Return each line below holding the string "oberbayerischen".

══════════════════════════════

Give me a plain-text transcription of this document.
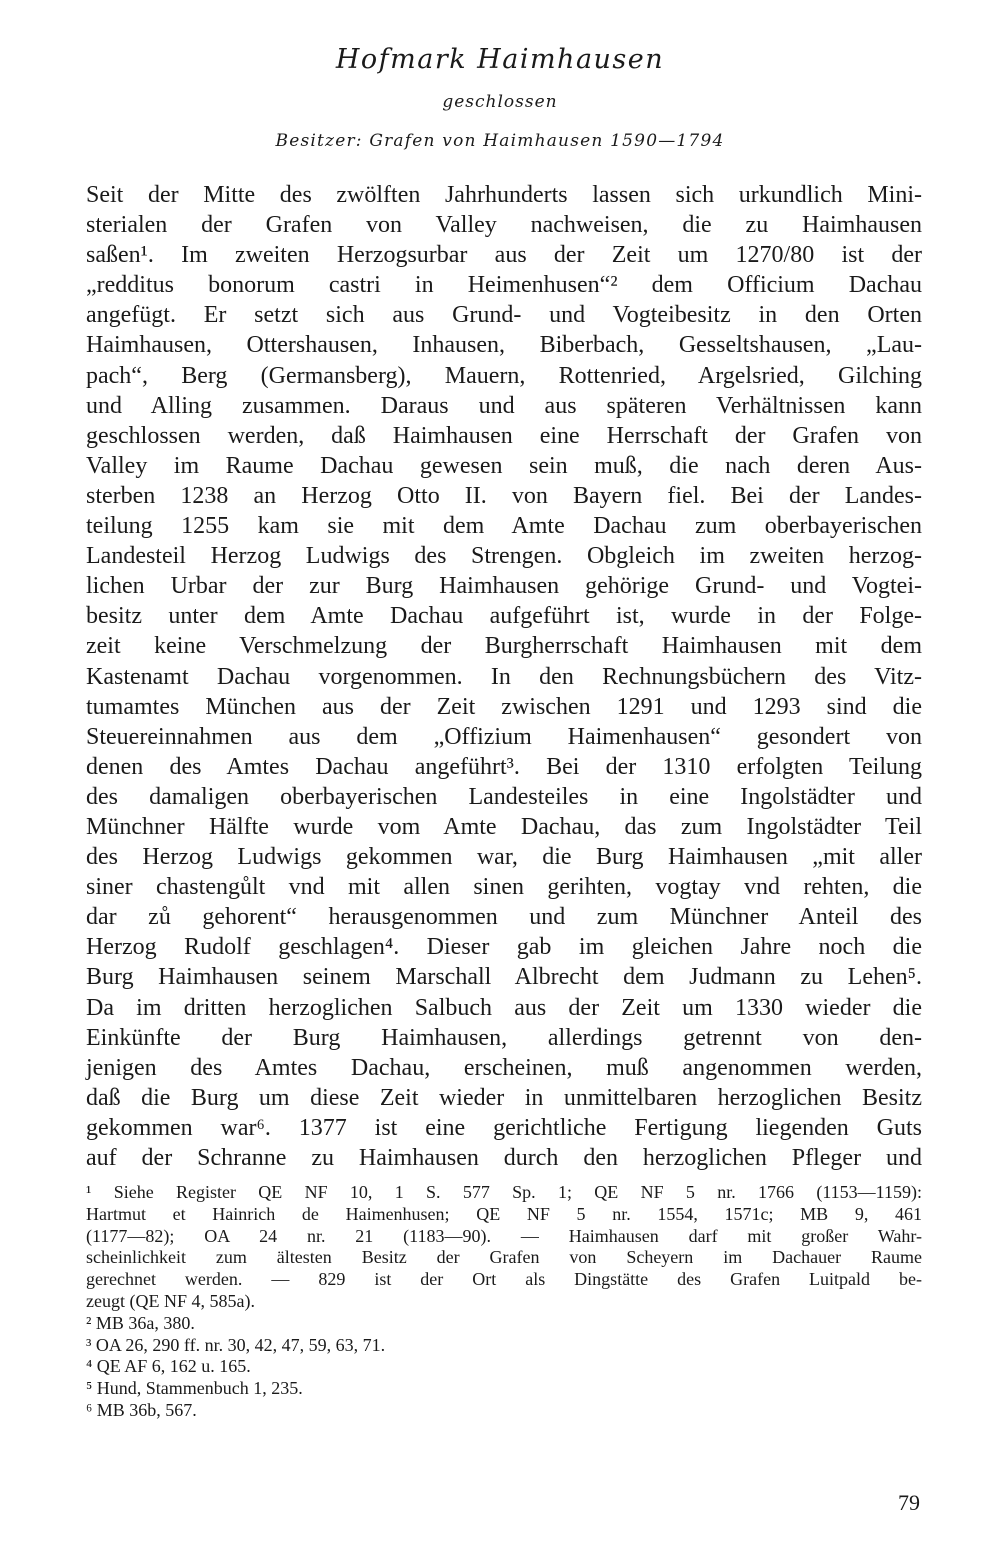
Hofmark Haimhausen
geschlossen
Besitzer: Grafen von Haimhausen 1590—1794
Seit der Mitte des zwölften Jahrhunderts lassen sich urkundlich Mini-
sterialen der Grafen von Valley nachweisen, die zu Haimhausen
saßen¹. Im zweiten Herzogsurbar aus der Zeit um 1270/80 ist der
„redditus bonorum castri in Heimenhusen“² dem Officium Dachau
angefügt. Er setzt sich aus Grund- und Vogteibesitz in den Orten
Haimhausen, Ottershausen, Inhausen, Biberbach, Gesseltshausen, „Lau-
pach“, Berg (Germansberg), Mauern, Rottenried, Argelsried, Gilching
und Alling zusammen. Daraus und aus späteren Verhältnissen kann
geschlossen werden, daß Haimhausen eine Herrschaft der Grafen von
Valley im Raume Dachau gewesen sein muß, die nach deren Aus-
sterben 1238 an Herzog Otto II. von Bayern fiel. Bei der Landes-
teilung 1255 kam sie mit dem Amte Dachau zum oberbayerischen
Landesteil Herzog Ludwigs des Strengen. Obgleich im zweiten herzog-
lichen Urbar der zur Burg Haimhausen gehörige Grund- und Vogtei-
besitz unter dem Amte Dachau aufgeführt ist, wurde in der Folge-
zeit keine Verschmelzung der Burgherrschaft Haimhausen mit dem
Kastenamt Dachau vorgenommen. In den Rechnungsbüchern des Vitz-
tumamtes München aus der Zeit zwischen 1291 und 1293 sind die
Steuereinnahmen aus dem „Offizium Haimenhausen“ gesondert von
denen des Amtes Dachau angeführt³. Bei der 1310 erfolgten Teilung
des damaligen oberbayerischen Landesteiles in eine Ingolstädter und
Münchner Hälfte wurde vom Amte Dachau, das zum Ingolstädter Teil
des Herzog Ludwigs gekommen war, die Burg Haimhausen „mit aller
siner chastengůlt vnd mit allen sinen gerihten, vogtay vnd rehten, die
dar zů gehorent“ herausgenommen und zum Münchner Anteil des
Herzog Rudolf geschlagen⁴. Dieser gab im gleichen Jahre noch die
Burg Haimhausen seinem Marschall Albrecht dem Judmann zu Lehen⁵.
Da im dritten herzoglichen Salbuch aus der Zeit um 1330 wieder die
Einkünfte der Burg Haimhausen, allerdings getrennt von den-
jenigen des Amtes Dachau, erscheinen, muß angenommen werden,
daß die Burg um diese Zeit wieder in unmittelbaren herzoglichen Besitz
gekommen war⁶. 1377 ist eine gerichtliche Fertigung liegenden Guts
auf der Schranne zu Haimhausen durch den herzoglichen Pfleger und
¹ Siehe Register QE NF 10, 1 S. 577 Sp. 1; QE NF 5 nr. 1766 (1153—1159):
Hartmut et Hainrich de Haimenhusen; QE NF 5 nr. 1554, 1571c; MB 9, 461
(1177—82); OA 24 nr. 21 (1183—90). — Haimhausen darf mit großer Wahr-
scheinlichkeit zum ältesten Besitz der Grafen von Scheyern im Dachauer Raume
gerechnet werden. — 829 ist der Ort als Dingstätte des Grafen Luitpald be-
zeugt (QE NF 4, 585a).
² MB 36a, 380.
³ OA 26, 290 ff. nr. 30, 42, 47, 59, 63, 71.
⁴ QE AF 6, 162 u. 165.
⁵ Hund, Stammenbuch 1, 235.
⁶ MB 36b, 567.
79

══════════════════════════════

• _ANSWER TO THIS TASK_
teilung 1255 kam sie mit dem Amte Dachau zum oberbayerischen
des damaligen oberbayerischen Landesteiles in eine Ingolstädter und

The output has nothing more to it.